─── ФРАГМЕНТ ДОКУМЕНТА
Стихотворный роман Александра Зиновьева «Мой дом – моя чужбина» — уникальное явление в новейшей русской поэзии.

И дело даже не в том, что  его автор, знаменитый создатель «Зияющих высот», крупнейший советский логик и социолог, философ и художник, — решил на сей раз обратиться к крупной поэтической форме. Главное — что это ему удалось сделать как всегда по-зиновьевски правдиво и уникально.

В своем литературном творчестве Зиновьев повсеместно обращается к стихотворной форме. Уже в «Зияющих высотах» большие повествовательные блоки чередуются с поэтическими строфами.

Уже Джордано Бруно в своих философских трактатах использует этот прием. Таким образом, подобная композиция имеет свое ренессансное основание. [1], [2]

Поэтические вставки внутри прозаической речи необходимы были для усиления, акцентирования внимания на той или иной проблеме. И если у Джордано Бруно они играли роль некоего резюмирующего аккорда внутри строгой прозаической философской полифонии, то у Александра Зиновьева это квинтэссенция уникального научно-художественного взгляда на конкретные социологические проблемы.

Начиная с «Зияющих высот» и далее, во всех своих последующих социологических романах, А. Зиновьев всегда будет использовать этот «силовой прием».

«По призванью я — поэт», — признается автор в первой части своего романа, — и ниже объясняет свое поэтическое кредо:

«Не стоит брать с того пример,
Кто игнорирует и рифму, и размер.
Не следуй и тому, кто только ради них
Вымучивает виртуозный стих.
Не восхищайсь и тем, кому лишь крик и вой
Есть суть поэзии как таковой.
Поэзия тогда только прекрасна,
Когда есть что сказать и говорится это ясно.
Когда внимаешь мыслям, а не голосам…»
──────
─── ИСХОДНЫЕ ДАННЫЕ
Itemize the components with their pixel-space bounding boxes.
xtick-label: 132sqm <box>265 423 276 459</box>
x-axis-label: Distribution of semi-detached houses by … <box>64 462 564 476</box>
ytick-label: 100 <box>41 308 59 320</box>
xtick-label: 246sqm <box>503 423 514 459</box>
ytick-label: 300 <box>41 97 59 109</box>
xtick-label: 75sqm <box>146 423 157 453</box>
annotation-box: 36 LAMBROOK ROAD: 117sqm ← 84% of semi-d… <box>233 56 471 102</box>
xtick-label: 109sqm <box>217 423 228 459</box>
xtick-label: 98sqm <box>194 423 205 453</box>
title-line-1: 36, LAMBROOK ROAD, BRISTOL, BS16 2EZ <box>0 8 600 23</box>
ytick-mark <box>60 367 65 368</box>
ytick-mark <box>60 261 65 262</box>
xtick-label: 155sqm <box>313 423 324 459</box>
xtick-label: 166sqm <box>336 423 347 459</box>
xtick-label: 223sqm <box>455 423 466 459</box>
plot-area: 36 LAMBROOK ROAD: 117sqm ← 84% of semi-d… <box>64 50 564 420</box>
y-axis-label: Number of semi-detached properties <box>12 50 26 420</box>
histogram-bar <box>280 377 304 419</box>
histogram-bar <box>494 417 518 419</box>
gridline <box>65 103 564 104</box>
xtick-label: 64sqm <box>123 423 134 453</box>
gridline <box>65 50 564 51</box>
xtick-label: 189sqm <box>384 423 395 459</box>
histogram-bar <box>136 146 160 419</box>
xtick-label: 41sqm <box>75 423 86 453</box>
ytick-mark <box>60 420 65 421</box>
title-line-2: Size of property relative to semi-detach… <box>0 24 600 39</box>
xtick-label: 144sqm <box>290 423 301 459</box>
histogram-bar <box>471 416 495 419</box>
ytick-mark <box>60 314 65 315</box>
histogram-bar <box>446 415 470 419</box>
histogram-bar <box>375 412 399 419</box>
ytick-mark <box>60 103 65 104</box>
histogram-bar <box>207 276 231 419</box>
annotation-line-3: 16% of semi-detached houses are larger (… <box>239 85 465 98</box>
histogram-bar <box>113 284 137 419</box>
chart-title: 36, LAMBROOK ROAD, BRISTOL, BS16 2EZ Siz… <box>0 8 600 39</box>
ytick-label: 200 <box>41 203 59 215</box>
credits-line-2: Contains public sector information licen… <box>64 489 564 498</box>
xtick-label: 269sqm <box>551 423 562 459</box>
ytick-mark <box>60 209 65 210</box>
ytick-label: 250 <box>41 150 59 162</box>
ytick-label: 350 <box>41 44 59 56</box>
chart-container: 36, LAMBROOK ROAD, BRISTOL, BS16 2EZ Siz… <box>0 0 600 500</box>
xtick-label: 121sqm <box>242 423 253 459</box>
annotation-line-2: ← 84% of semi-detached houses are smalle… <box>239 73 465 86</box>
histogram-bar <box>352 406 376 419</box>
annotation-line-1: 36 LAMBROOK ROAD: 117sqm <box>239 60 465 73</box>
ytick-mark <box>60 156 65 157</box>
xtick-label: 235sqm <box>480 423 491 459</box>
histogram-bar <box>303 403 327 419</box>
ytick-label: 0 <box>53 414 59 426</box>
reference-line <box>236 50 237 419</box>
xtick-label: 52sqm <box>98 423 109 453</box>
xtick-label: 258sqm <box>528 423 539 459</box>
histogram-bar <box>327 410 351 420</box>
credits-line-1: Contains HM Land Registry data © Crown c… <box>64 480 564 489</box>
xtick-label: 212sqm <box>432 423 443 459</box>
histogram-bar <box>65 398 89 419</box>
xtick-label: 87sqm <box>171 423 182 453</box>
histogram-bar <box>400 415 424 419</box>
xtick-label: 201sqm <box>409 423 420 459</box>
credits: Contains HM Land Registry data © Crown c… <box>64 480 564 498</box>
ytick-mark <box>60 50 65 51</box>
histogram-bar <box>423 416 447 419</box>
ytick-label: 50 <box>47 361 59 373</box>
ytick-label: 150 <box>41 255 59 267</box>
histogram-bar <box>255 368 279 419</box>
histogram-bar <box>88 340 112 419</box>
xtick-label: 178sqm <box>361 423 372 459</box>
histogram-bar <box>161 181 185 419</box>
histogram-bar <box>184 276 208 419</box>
──────
▶ [ЧТО ТРЕБУЕТСЯ]:
Замени во фрагменте о романе Зиновьева «квинтэссенция» на «высшее выражение» и выпиши кусок от слов «Поэтические вставки внутри» до слов «рифму, и размер.» включительно. Отвечай, опираясь только на фрагмент.

▶ [ОТВЕТ НА ЗАДАНИЕ]:
Поэтические вставки внутри прозаической речи необходимы были для усиления, акцентирования внимания на той или иной проблеме. И если у Джордано Бруно они играли роль некоего резюмирующего аккорда внутри строгой прозаической философской полифонии, то у Александра Зиновьева это высшее выражение уникального научно-художественного взгляда на конкретные социологические проблемы.

Начиная с «Зияющих высот» и далее, во всех своих последующих социологических романах, А. Зиновьев всегда будет использовать этот «силовой прием».

«По призванью я — поэт», — признается автор в первой части своего романа, — и ниже объясняет свое поэтическое кредо:

«Не стоит брать с того пример,
Кто игнорирует и рифму, и размер.